Problem to solve -
From the records below, extract all the text exactly and leave the images behind.

Entries provided -
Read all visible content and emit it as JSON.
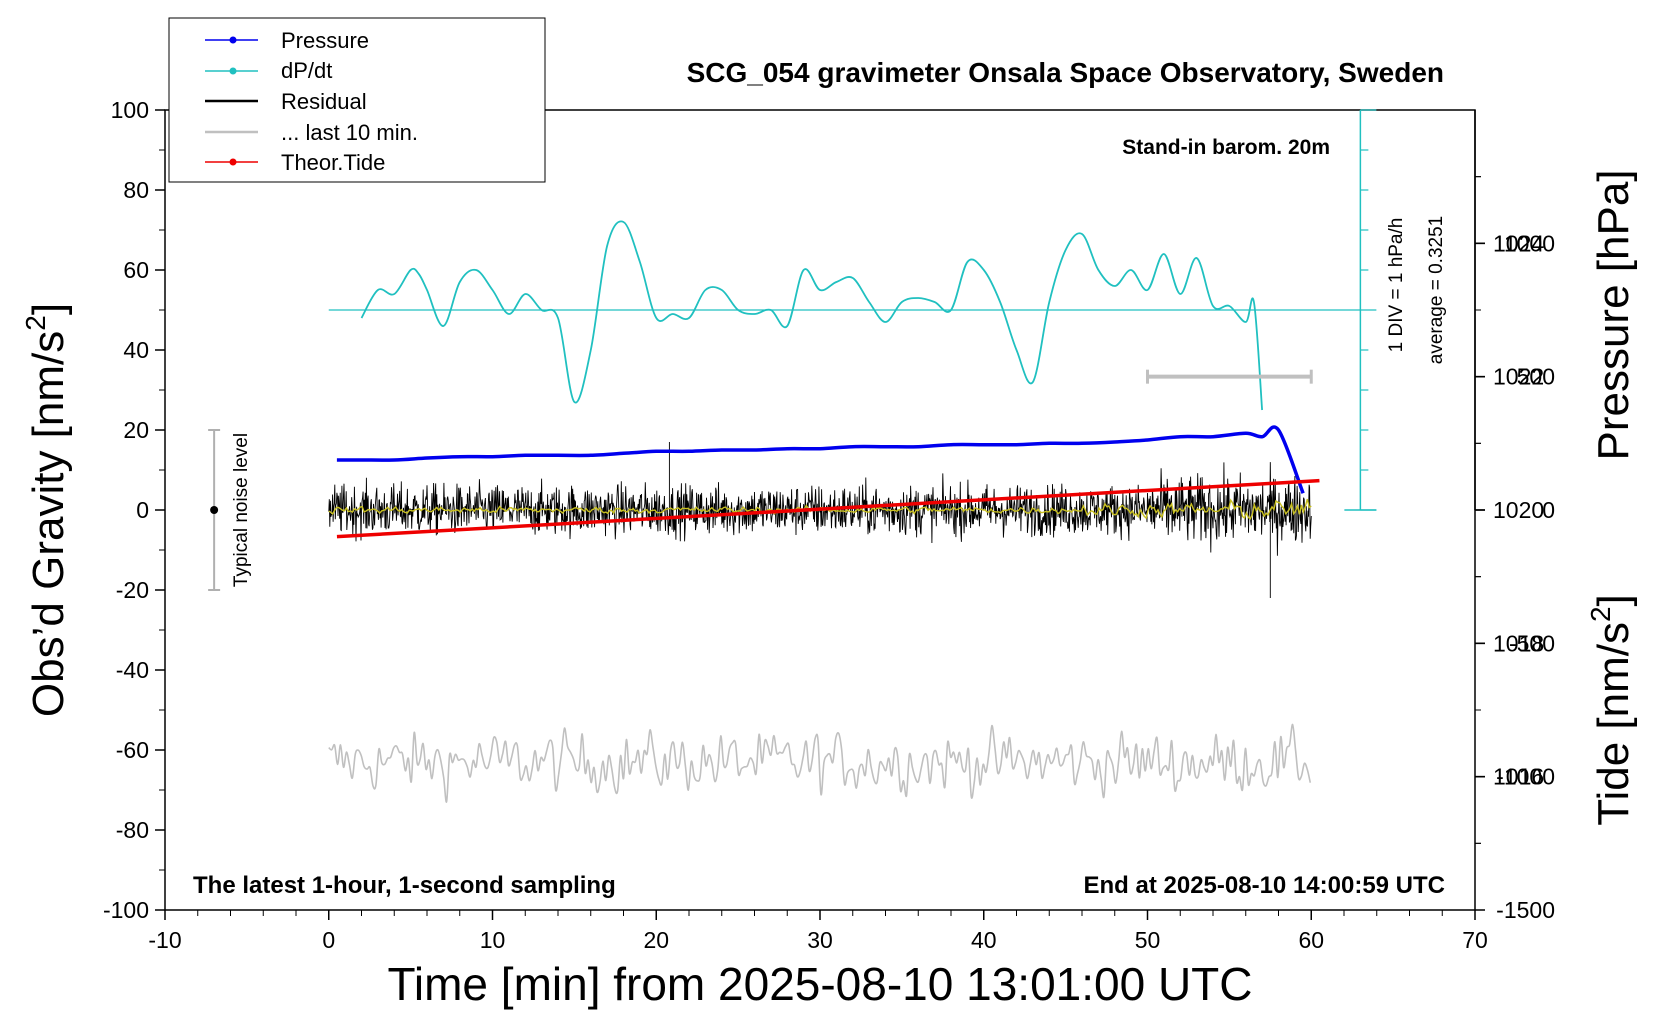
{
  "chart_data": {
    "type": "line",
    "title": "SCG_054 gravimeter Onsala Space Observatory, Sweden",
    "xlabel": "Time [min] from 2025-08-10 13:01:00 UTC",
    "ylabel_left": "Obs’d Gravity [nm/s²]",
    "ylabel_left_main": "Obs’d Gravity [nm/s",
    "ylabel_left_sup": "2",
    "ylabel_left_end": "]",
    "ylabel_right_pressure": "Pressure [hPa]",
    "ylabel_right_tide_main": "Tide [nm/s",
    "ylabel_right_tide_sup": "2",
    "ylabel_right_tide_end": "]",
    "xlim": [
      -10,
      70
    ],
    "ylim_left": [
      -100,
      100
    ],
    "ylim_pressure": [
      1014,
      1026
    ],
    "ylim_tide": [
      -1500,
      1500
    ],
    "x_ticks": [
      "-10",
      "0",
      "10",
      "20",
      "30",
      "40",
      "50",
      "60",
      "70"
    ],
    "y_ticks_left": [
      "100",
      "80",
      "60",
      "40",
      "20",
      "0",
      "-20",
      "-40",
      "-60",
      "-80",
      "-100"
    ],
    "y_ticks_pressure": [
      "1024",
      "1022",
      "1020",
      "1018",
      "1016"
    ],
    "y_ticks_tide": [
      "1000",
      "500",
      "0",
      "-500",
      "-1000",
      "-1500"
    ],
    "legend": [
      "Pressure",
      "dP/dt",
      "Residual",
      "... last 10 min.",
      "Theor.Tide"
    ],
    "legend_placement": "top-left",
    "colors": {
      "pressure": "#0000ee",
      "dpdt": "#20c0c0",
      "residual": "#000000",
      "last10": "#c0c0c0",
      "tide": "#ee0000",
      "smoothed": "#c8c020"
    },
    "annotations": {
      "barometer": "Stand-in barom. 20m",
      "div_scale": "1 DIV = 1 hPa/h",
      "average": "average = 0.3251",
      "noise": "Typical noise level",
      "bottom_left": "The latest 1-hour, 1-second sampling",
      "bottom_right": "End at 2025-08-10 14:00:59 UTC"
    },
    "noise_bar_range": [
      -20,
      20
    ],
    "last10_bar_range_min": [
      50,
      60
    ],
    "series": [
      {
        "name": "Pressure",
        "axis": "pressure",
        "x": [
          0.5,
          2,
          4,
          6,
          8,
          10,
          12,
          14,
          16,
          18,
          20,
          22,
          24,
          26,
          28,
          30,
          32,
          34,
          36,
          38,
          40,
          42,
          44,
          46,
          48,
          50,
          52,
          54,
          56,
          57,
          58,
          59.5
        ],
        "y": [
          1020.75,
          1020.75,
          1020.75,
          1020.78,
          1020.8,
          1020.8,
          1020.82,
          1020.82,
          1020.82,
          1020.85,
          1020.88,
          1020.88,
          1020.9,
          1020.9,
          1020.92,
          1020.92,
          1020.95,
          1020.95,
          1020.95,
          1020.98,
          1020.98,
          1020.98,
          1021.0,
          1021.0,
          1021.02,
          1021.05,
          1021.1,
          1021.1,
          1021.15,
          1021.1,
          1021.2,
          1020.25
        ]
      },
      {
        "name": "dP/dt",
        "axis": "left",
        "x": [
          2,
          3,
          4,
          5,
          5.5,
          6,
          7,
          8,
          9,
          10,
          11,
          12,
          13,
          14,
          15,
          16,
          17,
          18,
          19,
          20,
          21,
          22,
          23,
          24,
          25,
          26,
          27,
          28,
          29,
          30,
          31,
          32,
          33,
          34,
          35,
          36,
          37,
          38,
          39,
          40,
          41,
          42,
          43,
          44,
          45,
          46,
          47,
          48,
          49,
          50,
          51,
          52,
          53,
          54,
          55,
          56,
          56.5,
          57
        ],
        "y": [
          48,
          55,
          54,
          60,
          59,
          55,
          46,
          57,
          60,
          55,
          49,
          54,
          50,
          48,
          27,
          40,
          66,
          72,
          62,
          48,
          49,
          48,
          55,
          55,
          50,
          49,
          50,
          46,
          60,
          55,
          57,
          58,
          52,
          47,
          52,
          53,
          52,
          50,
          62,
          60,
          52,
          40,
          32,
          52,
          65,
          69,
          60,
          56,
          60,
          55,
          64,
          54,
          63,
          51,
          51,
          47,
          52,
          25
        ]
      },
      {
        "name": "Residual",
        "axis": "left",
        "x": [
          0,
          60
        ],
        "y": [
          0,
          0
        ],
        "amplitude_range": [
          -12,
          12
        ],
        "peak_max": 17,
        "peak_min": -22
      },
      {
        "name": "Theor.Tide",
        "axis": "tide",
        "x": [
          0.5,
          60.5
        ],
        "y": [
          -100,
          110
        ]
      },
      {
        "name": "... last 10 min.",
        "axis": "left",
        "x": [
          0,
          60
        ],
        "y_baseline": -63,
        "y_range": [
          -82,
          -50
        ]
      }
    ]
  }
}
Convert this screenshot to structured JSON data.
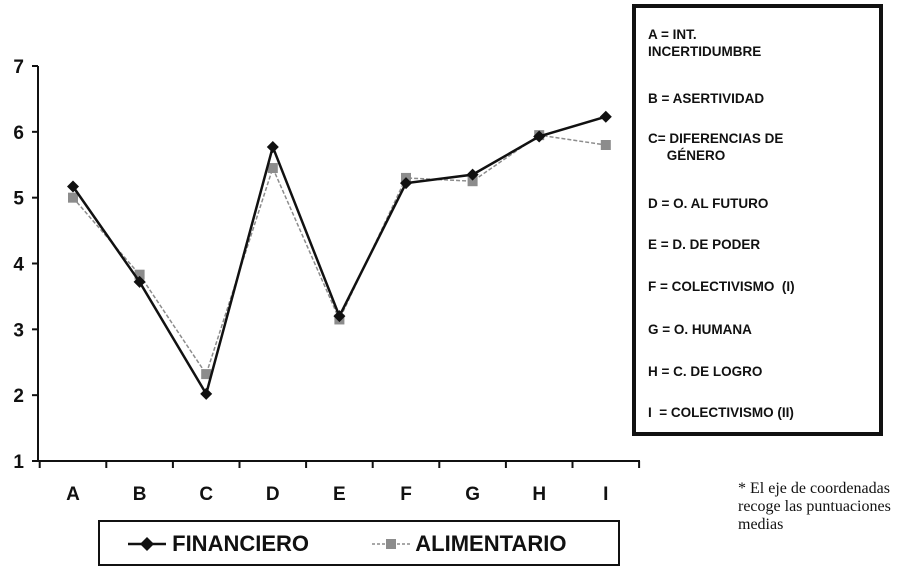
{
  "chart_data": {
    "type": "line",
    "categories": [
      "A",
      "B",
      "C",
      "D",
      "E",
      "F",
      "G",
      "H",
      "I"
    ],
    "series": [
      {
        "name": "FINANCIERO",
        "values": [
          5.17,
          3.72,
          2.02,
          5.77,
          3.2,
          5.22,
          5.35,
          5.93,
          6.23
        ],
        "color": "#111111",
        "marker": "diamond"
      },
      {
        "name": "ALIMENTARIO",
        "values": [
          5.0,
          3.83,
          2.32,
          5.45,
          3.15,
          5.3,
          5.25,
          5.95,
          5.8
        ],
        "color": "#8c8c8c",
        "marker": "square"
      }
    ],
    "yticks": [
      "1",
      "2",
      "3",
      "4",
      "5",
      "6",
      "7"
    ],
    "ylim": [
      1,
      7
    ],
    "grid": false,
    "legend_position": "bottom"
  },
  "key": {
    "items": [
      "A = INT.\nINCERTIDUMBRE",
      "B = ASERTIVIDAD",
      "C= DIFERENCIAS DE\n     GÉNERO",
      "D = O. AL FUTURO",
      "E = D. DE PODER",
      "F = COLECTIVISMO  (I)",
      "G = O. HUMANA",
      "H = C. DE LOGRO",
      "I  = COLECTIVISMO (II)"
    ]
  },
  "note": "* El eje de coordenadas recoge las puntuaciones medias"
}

Completed task -
Read all visible content and emit it as JSON.
{
  "chart_data": {
    "type": "line",
    "title": "SCG_054 gravimeter Onsala Space Observatory, Sweden",
    "xlabel": "Time [min] from 2025-08-10 13:01:00 UTC",
    "ylabel_left": "Obs’d Gravity [nm/s²]",
    "ylabel_left_main": "Obs’d Gravity [nm/s",
    "ylabel_left_sup": "2",
    "ylabel_left_end": "]",
    "ylabel_right_pressure": "Pressure [hPa]",
    "ylabel_right_tide_main": "Tide [nm/s",
    "ylabel_right_tide_sup": "2",
    "ylabel_right_tide_end": "]",
    "xlim": [
      -10,
      70
    ],
    "ylim_left": [
      -100,
      100
    ],
    "ylim_pressure": [
      1014,
      1026
    ],
    "ylim_tide": [
      -1500,
      1500
    ],
    "x_ticks": [
      "-10",
      "0",
      "10",
      "20",
      "30",
      "40",
      "50",
      "60",
      "70"
    ],
    "y_ticks_left": [
      "100",
      "80",
      "60",
      "40",
      "20",
      "0",
      "-20",
      "-40",
      "-60",
      "-80",
      "-100"
    ],
    "y_ticks_pressure": [
      "1024",
      "1022",
      "1020",
      "1018",
      "1016"
    ],
    "y_ticks_tide": [
      "1000",
      "500",
      "0",
      "-500",
      "-1000",
      "-1500"
    ],
    "legend": [
      "Pressure",
      "dP/dt",
      "Residual",
      "... last 10 min.",
      "Theor.Tide"
    ],
    "legend_placement": "top-left",
    "colors": {
      "pressure": "#0000ee",
      "dpdt": "#20c0c0",
      "residual": "#000000",
      "last10": "#c0c0c0",
      "tide": "#ee0000",
      "smoothed": "#c8c020"
    },
    "annotations": {
      "barometer": "Stand-in barom. 20m",
      "div_scale": "1 DIV = 1 hPa/h",
      "average": "average = 0.3251",
      "noise": "Typical noise level",
      "bottom_left": "The latest 1-hour, 1-second sampling",
      "bottom_right": "End at 2025-08-10 14:00:59 UTC"
    },
    "noise_bar_range": [
      -20,
      20
    ],
    "last10_bar_range_min": [
      50,
      60
    ],
    "series": [
      {
        "name": "Pressure",
        "axis": "pressure",
        "x": [
          0.5,
          2,
          4,
          6,
          8,
          10,
          12,
          14,
          16,
          18,
          20,
          22,
          24,
          26,
          28,
          30,
          32,
          34,
          36,
          38,
          40,
          42,
          44,
          46,
          48,
          50,
          52,
          54,
          56,
          57,
          58,
          59.5
        ],
        "y": [
          1020.75,
          1020.75,
          1020.75,
          1020.78,
          1020.8,
          1020.8,
          1020.82,
          1020.82,
          1020.82,
          1020.85,
          1020.88,
          1020.88,
          1020.9,
          1020.9,
          1020.92,
          1020.92,
          1020.95,
          1020.95,
          1020.95,
          1020.98,
          1020.98,
          1020.98,
          1021.0,
          1021.0,
          1021.02,
          1021.05,
          1021.1,
          1021.1,
          1021.15,
          1021.1,
          1021.2,
          1020.25
        ]
      },
      {
        "name": "dP/dt",
        "axis": "left",
        "x": [
          2,
          3,
          4,
          5,
          5.5,
          6,
          7,
          8,
          9,
          10,
          11,
          12,
          13,
          14,
          15,
          16,
          17,
          18,
          19,
          20,
          21,
          22,
          23,
          24,
          25,
          26,
          27,
          28,
          29,
          30,
          31,
          32,
          33,
          34,
          35,
          36,
          37,
          38,
          39,
          40,
          41,
          42,
          43,
          44,
          45,
          46,
          47,
          48,
          49,
          50,
          51,
          52,
          53,
          54,
          55,
          56,
          56.5,
          57
        ],
        "y": [
          48,
          55,
          54,
          60,
          59,
          55,
          46,
          57,
          60,
          55,
          49,
          54,
          50,
          48,
          27,
          40,
          66,
          72,
          62,
          48,
          49,
          48,
          55,
          55,
          50,
          49,
          50,
          46,
          60,
          55,
          57,
          58,
          52,
          47,
          52,
          53,
          52,
          50,
          62,
          60,
          52,
          40,
          32,
          52,
          65,
          69,
          60,
          56,
          60,
          55,
          64,
          54,
          63,
          51,
          51,
          47,
          52,
          25
        ]
      },
      {
        "name": "Residual",
        "axis": "left",
        "x": [
          0,
          60
        ],
        "y": [
          0,
          0
        ],
        "amplitude_range": [
          -12,
          12
        ],
        "peak_max": 17,
        "peak_min": -22
      },
      {
        "name": "Theor.Tide",
        "axis": "tide",
        "x": [
          0.5,
          60.5
        ],
        "y": [
          -100,
          110
        ]
      },
      {
        "name": "... last 10 min.",
        "axis": "left",
        "x": [
          0,
          60
        ],
        "y_baseline": -63,
        "y_range": [
          -82,
          -50
        ]
      }
    ]
  }
}
Convert this screenshot to structured JSON data.
{
  "chart_data": {
    "type": "line",
    "categories": [
      "A",
      "B",
      "C",
      "D",
      "E",
      "F",
      "G",
      "H",
      "I"
    ],
    "series": [
      {
        "name": "FINANCIERO",
        "values": [
          5.17,
          3.72,
          2.02,
          5.77,
          3.2,
          5.22,
          5.35,
          5.93,
          6.23
        ],
        "color": "#111111",
        "marker": "diamond"
      },
      {
        "name": "ALIMENTARIO",
        "values": [
          5.0,
          3.83,
          2.32,
          5.45,
          3.15,
          5.3,
          5.25,
          5.95,
          5.8
        ],
        "color": "#8c8c8c",
        "marker": "square"
      }
    ],
    "yticks": [
      "1",
      "2",
      "3",
      "4",
      "5",
      "6",
      "7"
    ],
    "ylim": [
      1,
      7
    ],
    "grid": false,
    "legend_position": "bottom"
  },
  "key": {
    "items": [
      "A = INT.\nINCERTIDUMBRE",
      "B = ASERTIVIDAD",
      "C= DIFERENCIAS DE\n     GÉNERO",
      "D = O. AL FUTURO",
      "E = D. DE PODER",
      "F = COLECTIVISMO  (I)",
      "G = O. HUMANA",
      "H = C. DE LOGRO",
      "I  = COLECTIVISMO (II)"
    ]
  },
  "note": "* El eje de coordenadas recoge las puntuaciones medias"
}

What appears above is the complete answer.